Written request:
Restate the records that follow word for word; no pictures should appear.

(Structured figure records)
⟨
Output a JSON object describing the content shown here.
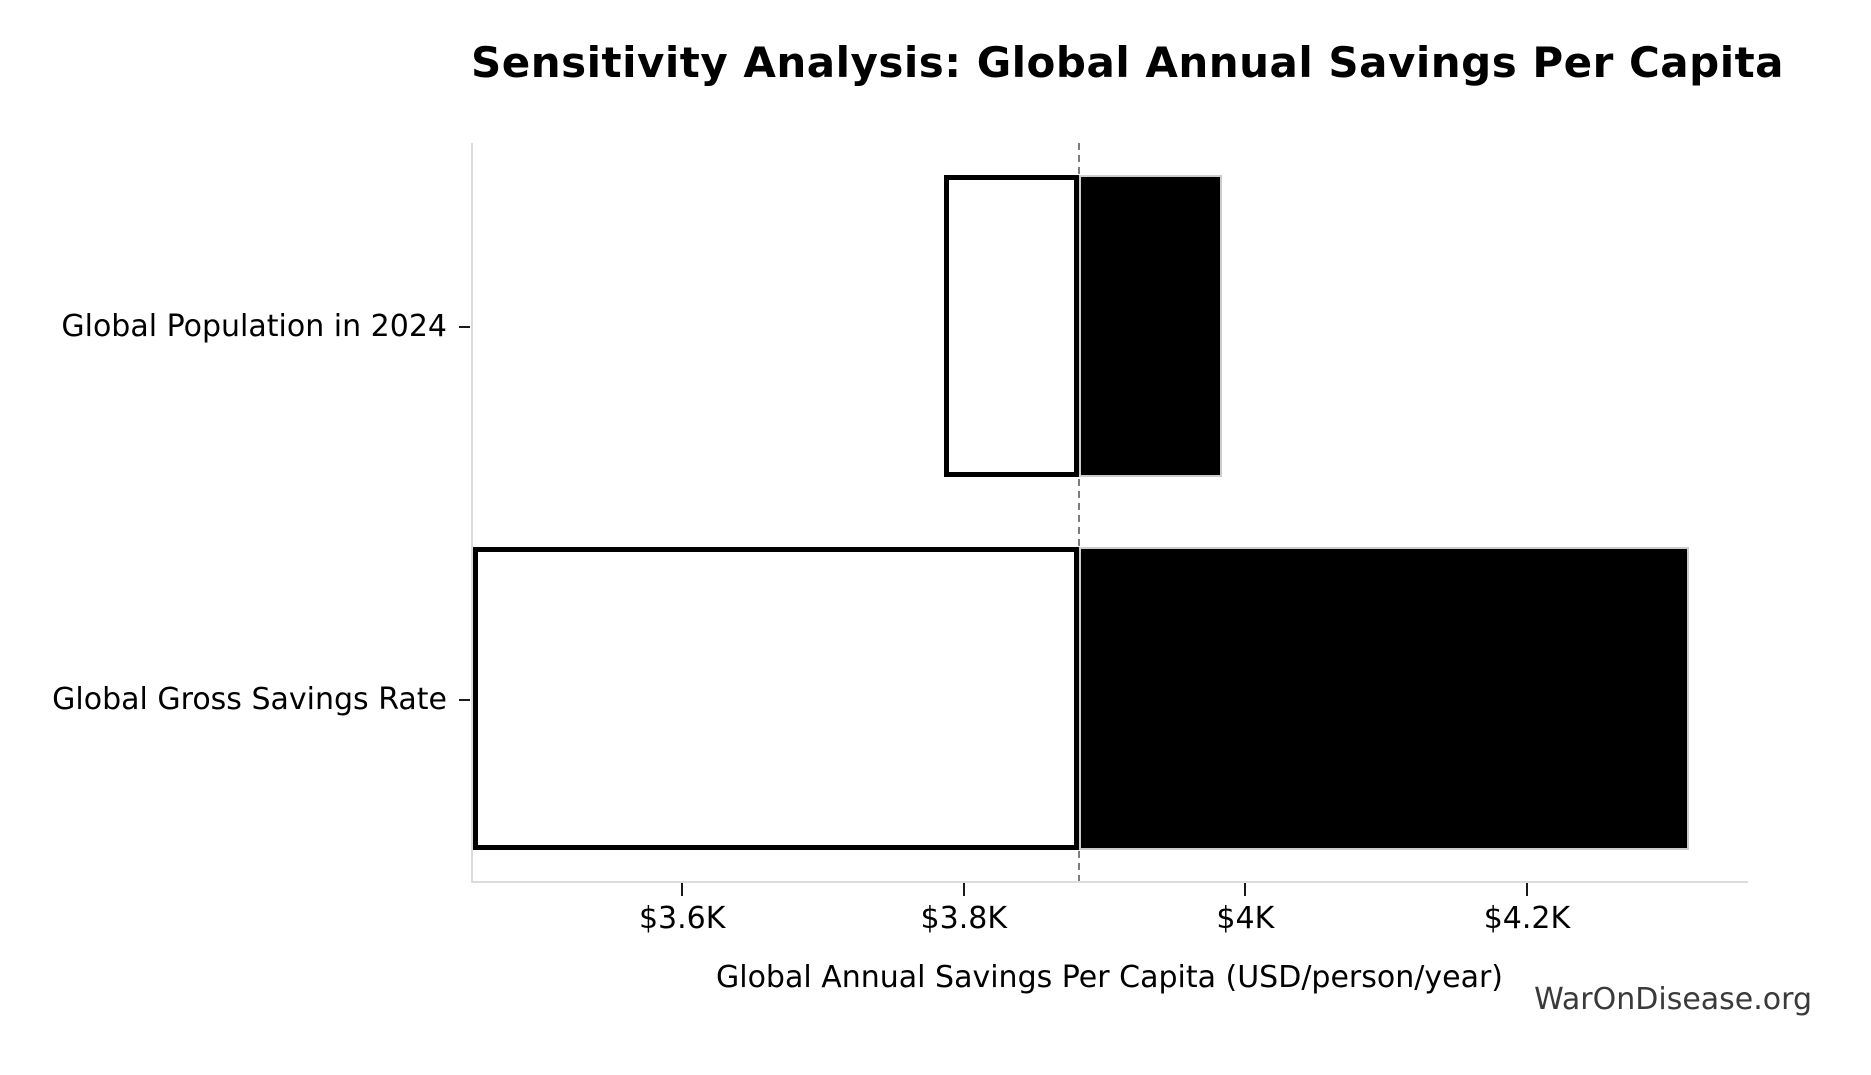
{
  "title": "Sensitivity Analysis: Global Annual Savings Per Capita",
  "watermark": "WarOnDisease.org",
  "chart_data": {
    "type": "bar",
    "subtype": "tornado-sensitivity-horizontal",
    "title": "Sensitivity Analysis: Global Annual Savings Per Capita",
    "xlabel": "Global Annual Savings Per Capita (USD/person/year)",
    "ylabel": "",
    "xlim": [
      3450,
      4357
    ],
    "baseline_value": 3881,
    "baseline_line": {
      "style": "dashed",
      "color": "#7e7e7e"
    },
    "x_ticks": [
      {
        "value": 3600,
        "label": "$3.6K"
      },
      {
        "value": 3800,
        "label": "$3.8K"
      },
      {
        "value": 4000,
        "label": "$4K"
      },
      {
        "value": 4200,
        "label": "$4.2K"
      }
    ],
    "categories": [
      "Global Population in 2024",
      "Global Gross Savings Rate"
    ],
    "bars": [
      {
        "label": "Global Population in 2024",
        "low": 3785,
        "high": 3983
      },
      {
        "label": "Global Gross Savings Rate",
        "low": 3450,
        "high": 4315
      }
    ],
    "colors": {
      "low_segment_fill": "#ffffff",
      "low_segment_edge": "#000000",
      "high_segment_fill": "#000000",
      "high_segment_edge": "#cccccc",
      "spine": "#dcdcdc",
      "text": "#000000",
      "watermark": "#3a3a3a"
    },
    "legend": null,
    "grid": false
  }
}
⟩
Task answer:
Output a JSON object describing the content shown here.
{
  "title": "Sensitivity Analysis: Global Annual Savings Per Capita",
  "watermark": "WarOnDisease.org",
  "chart_data": {
    "type": "bar",
    "subtype": "tornado-sensitivity-horizontal",
    "title": "Sensitivity Analysis: Global Annual Savings Per Capita",
    "xlabel": "Global Annual Savings Per Capita (USD/person/year)",
    "ylabel": "",
    "xlim": [
      3450,
      4357
    ],
    "baseline_value": 3881,
    "baseline_line": {
      "style": "dashed",
      "color": "#7e7e7e"
    },
    "x_ticks": [
      {
        "value": 3600,
        "label": "$3.6K"
      },
      {
        "value": 3800,
        "label": "$3.8K"
      },
      {
        "value": 4000,
        "label": "$4K"
      },
      {
        "value": 4200,
        "label": "$4.2K"
      }
    ],
    "categories": [
      "Global Population in 2024",
      "Global Gross Savings Rate"
    ],
    "bars": [
      {
        "label": "Global Population in 2024",
        "low": 3785,
        "high": 3983
      },
      {
        "label": "Global Gross Savings Rate",
        "low": 3450,
        "high": 4315
      }
    ],
    "colors": {
      "low_segment_fill": "#ffffff",
      "low_segment_edge": "#000000",
      "high_segment_fill": "#000000",
      "high_segment_edge": "#cccccc",
      "spine": "#dcdcdc",
      "text": "#000000",
      "watermark": "#3a3a3a"
    },
    "legend": null,
    "grid": false
  }
}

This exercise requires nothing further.